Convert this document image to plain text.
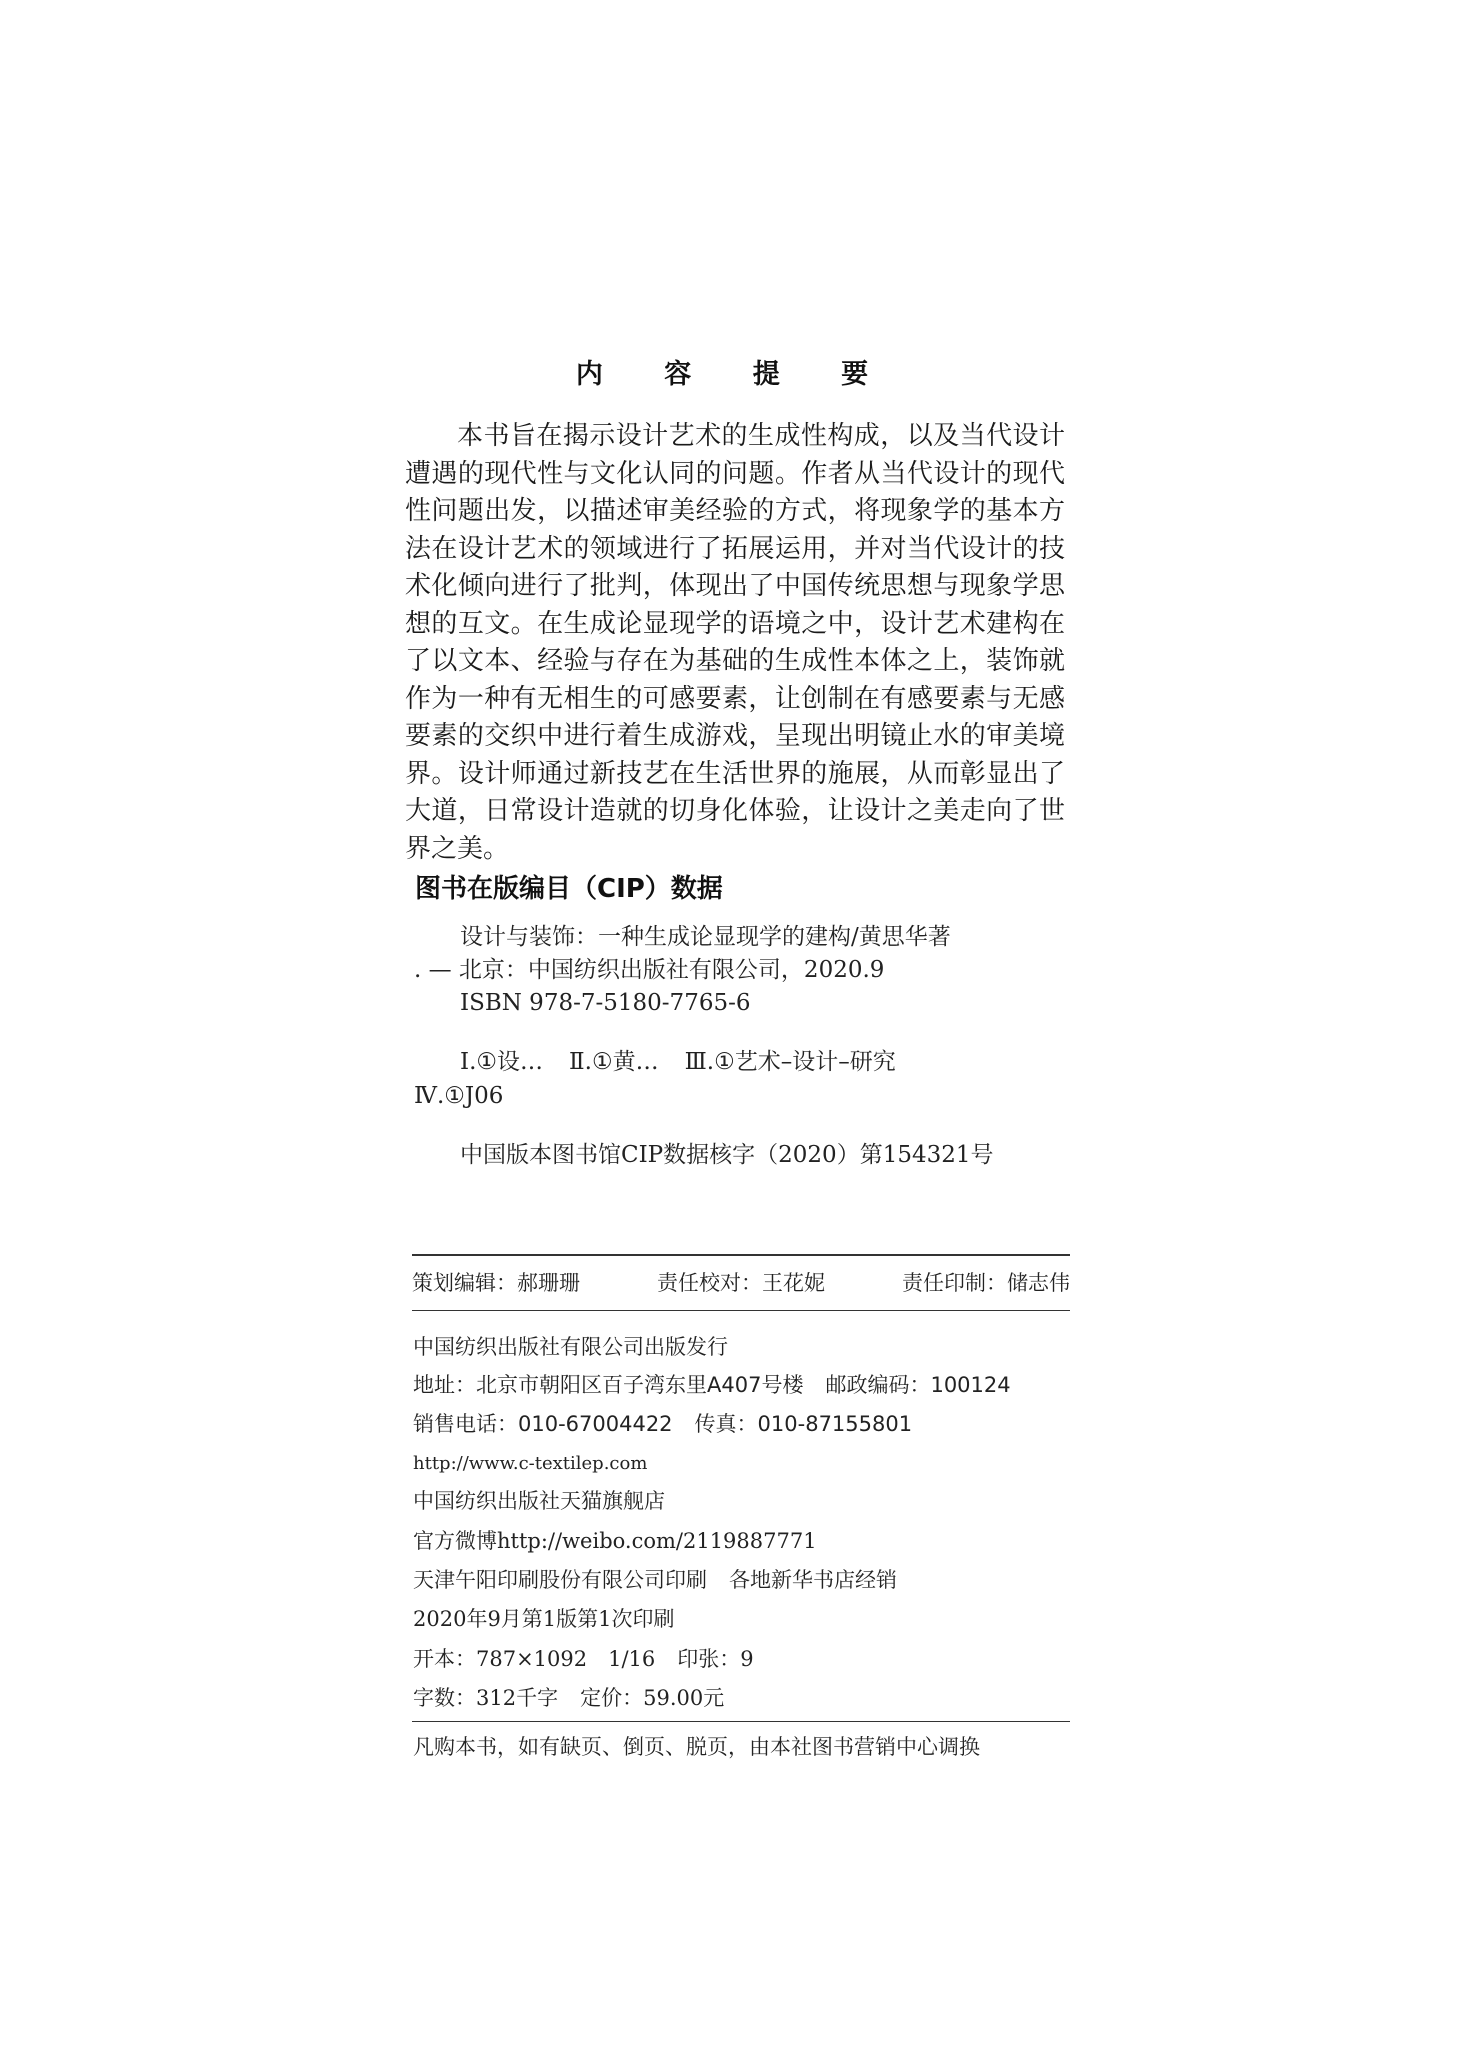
内 容 提 要

本书旨在揭示设计艺术的生成性构成，以及当代设计遭遇的现代性与文化认同的问题。作者从当代设计的现代性问题出发，以描述审美经验的方式，将现象学的基本方法在设计艺术的领域进行了拓展运用，并对当代设计的技术化倾向进行了批判，体现出了中国传统思想与现象学思想的互文。在生成论显现学的语境之中，设计艺术建构在了以文本、经验与存在为基础的生成性本体之上，装饰就作为一种有无相生的可感要素，让创制在有感要素与无感要素的交织中进行着生成游戏，呈现出明镜止水的审美境界。设计师通过新技艺在生活世界的施展，从而彰显出了大道，日常设计造就的切身化体验，让设计之美走向了世界之美。

图书在版编目（CIP）数据
设计与装饰：一种生成论显现学的建构/黄思华著
. — 北京：中国纺织出版社有限公司，2020.9
ISBN 978-7-5180-7765-6
Ⅰ.①设… Ⅱ.①黄… Ⅲ.①艺术–设计–研究
Ⅳ.①J06
中国版本图书馆CIP数据核字（2020）第154321号
策划编辑：郝珊珊	责任校对：王花妮	责任印制：储志伟
中国纺织出版社有限公司出版发行
地址：北京市朝阳区百子湾东里A407号楼 邮政编码：100124
销售电话：010-67004422 传真：010-87155801
http://www.c-textilep.com
中国纺织出版社天猫旗舰店
官方微博http://weibo.com/2119887771
天津午阳印刷股份有限公司印刷 各地新华书店经销
2020年9月第1版第1次印刷
开本：787×1092　1/16 印张：9
字数：312千字 定价：59.00元
凡购本书，如有缺页、倒页、脱页，由本社图书营销中心调换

◆ ◆ ◆ ◆

**Do this**
Your copy should match the entries exactly, minus the pictures.

**Final result**
Convert this document image to plain text.
内 容 提 要

本书旨在揭示设计艺术的生成性构成，以及当代设计遭遇的现代性与文化认同的问题。作者从当代设计的现代性问题出发，以描述审美经验的方式，将现象学的基本方法在设计艺术的领域进行了拓展运用，并对当代设计的技术化倾向进行了批判，体现出了中国传统思想与现象学思想的互文。在生成论显现学的语境之中，设计艺术建构在了以文本、经验与存在为基础的生成性本体之上，装饰就作为一种有无相生的可感要素，让创制在有感要素与无感要素的交织中进行着生成游戏，呈现出明镜止水的审美境界。设计师通过新技艺在生活世界的施展，从而彰显出了大道，日常设计造就的切身化体验，让设计之美走向了世界之美。

图书在版编目（CIP）数据
设计与装饰：一种生成论显现学的建构/黄思华著
. — 北京：中国纺织出版社有限公司，2020.9
ISBN 978-7-5180-7765-6
Ⅰ.①设… Ⅱ.①黄… Ⅲ.①艺术–设计–研究
Ⅳ.①J06
中国版本图书馆CIP数据核字（2020）第154321号
策划编辑：郝珊珊	责任校对：王花妮	责任印制：储志伟
中国纺织出版社有限公司出版发行
地址：北京市朝阳区百子湾东里A407号楼 邮政编码：100124
销售电话：010-67004422 传真：010-87155801
http://www.c-textilep.com
中国纺织出版社天猫旗舰店
官方微博http://weibo.com/2119887771
天津午阳印刷股份有限公司印刷 各地新华书店经销
2020年9月第1版第1次印刷
开本：787×1092　1/16 印张：9
字数：312千字 定价：59.00元
凡购本书，如有缺页、倒页、脱页，由本社图书营销中心调换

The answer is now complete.